Recorded data
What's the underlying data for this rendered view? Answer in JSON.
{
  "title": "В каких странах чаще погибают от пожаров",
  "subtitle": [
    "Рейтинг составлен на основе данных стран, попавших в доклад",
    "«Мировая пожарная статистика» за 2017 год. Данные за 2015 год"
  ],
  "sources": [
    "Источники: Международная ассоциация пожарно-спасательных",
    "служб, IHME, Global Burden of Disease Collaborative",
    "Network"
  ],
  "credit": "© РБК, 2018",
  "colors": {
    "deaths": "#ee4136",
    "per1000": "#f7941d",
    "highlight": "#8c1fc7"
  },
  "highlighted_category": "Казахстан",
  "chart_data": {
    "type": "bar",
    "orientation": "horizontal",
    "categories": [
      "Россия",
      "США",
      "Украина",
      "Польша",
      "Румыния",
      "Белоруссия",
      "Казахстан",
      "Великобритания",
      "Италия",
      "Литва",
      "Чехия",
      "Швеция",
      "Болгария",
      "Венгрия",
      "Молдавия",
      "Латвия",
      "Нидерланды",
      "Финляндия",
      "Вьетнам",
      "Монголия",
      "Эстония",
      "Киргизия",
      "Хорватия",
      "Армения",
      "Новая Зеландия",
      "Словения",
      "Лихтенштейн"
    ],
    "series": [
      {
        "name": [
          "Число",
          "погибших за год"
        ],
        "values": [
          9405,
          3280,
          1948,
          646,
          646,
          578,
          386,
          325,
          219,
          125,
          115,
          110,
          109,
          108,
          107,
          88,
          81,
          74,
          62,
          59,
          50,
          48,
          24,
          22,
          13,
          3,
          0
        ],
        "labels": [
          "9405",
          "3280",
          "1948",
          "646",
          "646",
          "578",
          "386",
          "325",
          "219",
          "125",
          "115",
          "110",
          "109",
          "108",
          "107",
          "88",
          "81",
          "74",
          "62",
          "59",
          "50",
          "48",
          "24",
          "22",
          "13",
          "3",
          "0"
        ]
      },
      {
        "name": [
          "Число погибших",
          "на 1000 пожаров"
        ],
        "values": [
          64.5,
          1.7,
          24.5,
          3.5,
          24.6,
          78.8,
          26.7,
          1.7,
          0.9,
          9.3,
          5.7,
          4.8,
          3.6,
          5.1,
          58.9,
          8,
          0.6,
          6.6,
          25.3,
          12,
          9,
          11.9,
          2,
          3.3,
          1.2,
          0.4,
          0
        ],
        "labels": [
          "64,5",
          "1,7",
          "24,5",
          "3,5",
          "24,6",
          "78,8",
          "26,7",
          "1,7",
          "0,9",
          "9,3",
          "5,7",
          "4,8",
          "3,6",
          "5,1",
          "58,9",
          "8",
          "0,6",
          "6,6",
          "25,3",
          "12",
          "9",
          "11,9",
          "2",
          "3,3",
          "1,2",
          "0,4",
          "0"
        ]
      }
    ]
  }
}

[What the task requires]
Exactly as written, please output every entry.

[Problem solution]
What's the underlying data for this rendered view? Answer in JSON.
{
  "title": "В каких странах чаще погибают от пожаров",
  "subtitle": [
    "Рейтинг составлен на основе данных стран, попавших в доклад",
    "«Мировая пожарная статистика» за 2017 год. Данные за 2015 год"
  ],
  "sources": [
    "Источники: Международная ассоциация пожарно-спасательных",
    "служб, IHME, Global Burden of Disease Collaborative",
    "Network"
  ],
  "credit": "© РБК, 2018",
  "colors": {
    "deaths": "#ee4136",
    "per1000": "#f7941d",
    "highlight": "#8c1fc7"
  },
  "highlighted_category": "Казахстан",
  "chart_data": {
    "type": "bar",
    "orientation": "horizontal",
    "categories": [
      "Россия",
      "США",
      "Украина",
      "Польша",
      "Румыния",
      "Белоруссия",
      "Казахстан",
      "Великобритания",
      "Италия",
      "Литва",
      "Чехия",
      "Швеция",
      "Болгария",
      "Венгрия",
      "Молдавия",
      "Латвия",
      "Нидерланды",
      "Финляндия",
      "Вьетнам",
      "Монголия",
      "Эстония",
      "Киргизия",
      "Хорватия",
      "Армения",
      "Новая Зеландия",
      "Словения",
      "Лихтенштейн"
    ],
    "series": [
      {
        "name": [
          "Число",
          "погибших за год"
        ],
        "values": [
          9405,
          3280,
          1948,
          646,
          646,
          578,
          386,
          325,
          219,
          125,
          115,
          110,
          109,
          108,
          107,
          88,
          81,
          74,
          62,
          59,
          50,
          48,
          24,
          22,
          13,
          3,
          0
        ],
        "labels": [
          "9405",
          "3280",
          "1948",
          "646",
          "646",
          "578",
          "386",
          "325",
          "219",
          "125",
          "115",
          "110",
          "109",
          "108",
          "107",
          "88",
          "81",
          "74",
          "62",
          "59",
          "50",
          "48",
          "24",
          "22",
          "13",
          "3",
          "0"
        ]
      },
      {
        "name": [
          "Число погибших",
          "на 1000 пожаров"
        ],
        "values": [
          64.5,
          1.7,
          24.5,
          3.5,
          24.6,
          78.8,
          26.7,
          1.7,
          0.9,
          9.3,
          5.7,
          4.8,
          3.6,
          5.1,
          58.9,
          8,
          0.6,
          6.6,
          25.3,
          12,
          9,
          11.9,
          2,
          3.3,
          1.2,
          0.4,
          0
        ],
        "labels": [
          "64,5",
          "1,7",
          "24,5",
          "3,5",
          "24,6",
          "78,8",
          "26,7",
          "1,7",
          "0,9",
          "9,3",
          "5,7",
          "4,8",
          "3,6",
          "5,1",
          "58,9",
          "8",
          "0,6",
          "6,6",
          "25,3",
          "12",
          "9",
          "11,9",
          "2",
          "3,3",
          "1,2",
          "0,4",
          "0"
        ]
      }
    ]
  }
}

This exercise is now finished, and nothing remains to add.